**GIVEN REQUEST**
Each line of the material must be returned exactly.

[Figure content listings]

begin

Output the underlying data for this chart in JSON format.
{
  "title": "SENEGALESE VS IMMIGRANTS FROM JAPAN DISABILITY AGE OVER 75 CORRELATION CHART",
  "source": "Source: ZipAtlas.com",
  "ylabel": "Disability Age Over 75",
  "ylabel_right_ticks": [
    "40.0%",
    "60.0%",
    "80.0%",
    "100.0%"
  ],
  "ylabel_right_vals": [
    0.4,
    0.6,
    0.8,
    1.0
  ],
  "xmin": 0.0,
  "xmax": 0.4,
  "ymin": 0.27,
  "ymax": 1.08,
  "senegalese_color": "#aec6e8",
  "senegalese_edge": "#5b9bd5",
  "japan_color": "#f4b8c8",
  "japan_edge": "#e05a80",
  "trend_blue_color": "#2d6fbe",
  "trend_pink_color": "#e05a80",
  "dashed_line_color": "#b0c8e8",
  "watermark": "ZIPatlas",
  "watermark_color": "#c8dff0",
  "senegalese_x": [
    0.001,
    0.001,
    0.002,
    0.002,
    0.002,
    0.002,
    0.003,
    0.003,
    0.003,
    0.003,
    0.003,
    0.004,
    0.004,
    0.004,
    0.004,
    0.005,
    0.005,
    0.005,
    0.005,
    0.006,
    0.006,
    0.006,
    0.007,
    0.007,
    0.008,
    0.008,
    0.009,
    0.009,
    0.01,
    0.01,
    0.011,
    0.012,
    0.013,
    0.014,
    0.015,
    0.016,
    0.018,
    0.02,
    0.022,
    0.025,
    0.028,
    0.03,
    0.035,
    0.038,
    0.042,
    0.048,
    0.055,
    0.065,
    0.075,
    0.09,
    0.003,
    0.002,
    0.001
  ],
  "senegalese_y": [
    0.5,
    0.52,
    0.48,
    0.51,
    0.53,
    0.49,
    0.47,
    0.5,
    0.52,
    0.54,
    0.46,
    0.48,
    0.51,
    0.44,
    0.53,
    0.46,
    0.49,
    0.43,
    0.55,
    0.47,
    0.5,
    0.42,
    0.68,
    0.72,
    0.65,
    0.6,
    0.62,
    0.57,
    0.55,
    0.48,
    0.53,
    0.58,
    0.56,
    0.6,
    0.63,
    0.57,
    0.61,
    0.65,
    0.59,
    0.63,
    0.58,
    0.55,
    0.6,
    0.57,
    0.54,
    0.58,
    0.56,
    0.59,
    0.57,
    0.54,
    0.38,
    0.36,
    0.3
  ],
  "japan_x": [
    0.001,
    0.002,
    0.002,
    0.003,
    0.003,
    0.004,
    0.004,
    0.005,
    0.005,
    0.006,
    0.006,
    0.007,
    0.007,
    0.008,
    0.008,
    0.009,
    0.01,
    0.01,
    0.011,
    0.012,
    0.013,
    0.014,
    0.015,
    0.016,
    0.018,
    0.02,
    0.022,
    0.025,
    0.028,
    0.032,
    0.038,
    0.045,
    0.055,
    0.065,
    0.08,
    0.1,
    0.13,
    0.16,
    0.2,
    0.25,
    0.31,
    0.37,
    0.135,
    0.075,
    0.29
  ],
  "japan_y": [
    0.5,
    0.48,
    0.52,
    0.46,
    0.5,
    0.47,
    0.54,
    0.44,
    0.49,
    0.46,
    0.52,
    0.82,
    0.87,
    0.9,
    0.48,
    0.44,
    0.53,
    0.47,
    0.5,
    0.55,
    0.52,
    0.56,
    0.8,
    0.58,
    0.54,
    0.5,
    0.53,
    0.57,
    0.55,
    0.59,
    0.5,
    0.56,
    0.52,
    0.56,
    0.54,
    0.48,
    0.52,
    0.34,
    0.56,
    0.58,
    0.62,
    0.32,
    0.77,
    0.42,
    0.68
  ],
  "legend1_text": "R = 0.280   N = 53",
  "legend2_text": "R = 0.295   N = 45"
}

end

**SOLVED EXERCISE**
Output the underlying data for this chart in JSON format.
{
  "title": "SENEGALESE VS IMMIGRANTS FROM JAPAN DISABILITY AGE OVER 75 CORRELATION CHART",
  "source": "Source: ZipAtlas.com",
  "ylabel": "Disability Age Over 75",
  "ylabel_right_ticks": [
    "40.0%",
    "60.0%",
    "80.0%",
    "100.0%"
  ],
  "ylabel_right_vals": [
    0.4,
    0.6,
    0.8,
    1.0
  ],
  "xmin": 0.0,
  "xmax": 0.4,
  "ymin": 0.27,
  "ymax": 1.08,
  "senegalese_color": "#aec6e8",
  "senegalese_edge": "#5b9bd5",
  "japan_color": "#f4b8c8",
  "japan_edge": "#e05a80",
  "trend_blue_color": "#2d6fbe",
  "trend_pink_color": "#e05a80",
  "dashed_line_color": "#b0c8e8",
  "watermark": "ZIPatlas",
  "watermark_color": "#c8dff0",
  "senegalese_x": [
    0.001,
    0.001,
    0.002,
    0.002,
    0.002,
    0.002,
    0.003,
    0.003,
    0.003,
    0.003,
    0.003,
    0.004,
    0.004,
    0.004,
    0.004,
    0.005,
    0.005,
    0.005,
    0.005,
    0.006,
    0.006,
    0.006,
    0.007,
    0.007,
    0.008,
    0.008,
    0.009,
    0.009,
    0.01,
    0.01,
    0.011,
    0.012,
    0.013,
    0.014,
    0.015,
    0.016,
    0.018,
    0.02,
    0.022,
    0.025,
    0.028,
    0.03,
    0.035,
    0.038,
    0.042,
    0.048,
    0.055,
    0.065,
    0.075,
    0.09,
    0.003,
    0.002,
    0.001
  ],
  "senegalese_y": [
    0.5,
    0.52,
    0.48,
    0.51,
    0.53,
    0.49,
    0.47,
    0.5,
    0.52,
    0.54,
    0.46,
    0.48,
    0.51,
    0.44,
    0.53,
    0.46,
    0.49,
    0.43,
    0.55,
    0.47,
    0.5,
    0.42,
    0.68,
    0.72,
    0.65,
    0.6,
    0.62,
    0.57,
    0.55,
    0.48,
    0.53,
    0.58,
    0.56,
    0.6,
    0.63,
    0.57,
    0.61,
    0.65,
    0.59,
    0.63,
    0.58,
    0.55,
    0.6,
    0.57,
    0.54,
    0.58,
    0.56,
    0.59,
    0.57,
    0.54,
    0.38,
    0.36,
    0.3
  ],
  "japan_x": [
    0.001,
    0.002,
    0.002,
    0.003,
    0.003,
    0.004,
    0.004,
    0.005,
    0.005,
    0.006,
    0.006,
    0.007,
    0.007,
    0.008,
    0.008,
    0.009,
    0.01,
    0.01,
    0.011,
    0.012,
    0.013,
    0.014,
    0.015,
    0.016,
    0.018,
    0.02,
    0.022,
    0.025,
    0.028,
    0.032,
    0.038,
    0.045,
    0.055,
    0.065,
    0.08,
    0.1,
    0.13,
    0.16,
    0.2,
    0.25,
    0.31,
    0.37,
    0.135,
    0.075,
    0.29
  ],
  "japan_y": [
    0.5,
    0.48,
    0.52,
    0.46,
    0.5,
    0.47,
    0.54,
    0.44,
    0.49,
    0.46,
    0.52,
    0.82,
    0.87,
    0.9,
    0.48,
    0.44,
    0.53,
    0.47,
    0.5,
    0.55,
    0.52,
    0.56,
    0.8,
    0.58,
    0.54,
    0.5,
    0.53,
    0.57,
    0.55,
    0.59,
    0.5,
    0.56,
    0.52,
    0.56,
    0.54,
    0.48,
    0.52,
    0.34,
    0.56,
    0.58,
    0.62,
    0.32,
    0.77,
    0.42,
    0.68
  ],
  "legend1_text": "R = 0.280   N = 53",
  "legend2_text": "R = 0.295   N = 45"
}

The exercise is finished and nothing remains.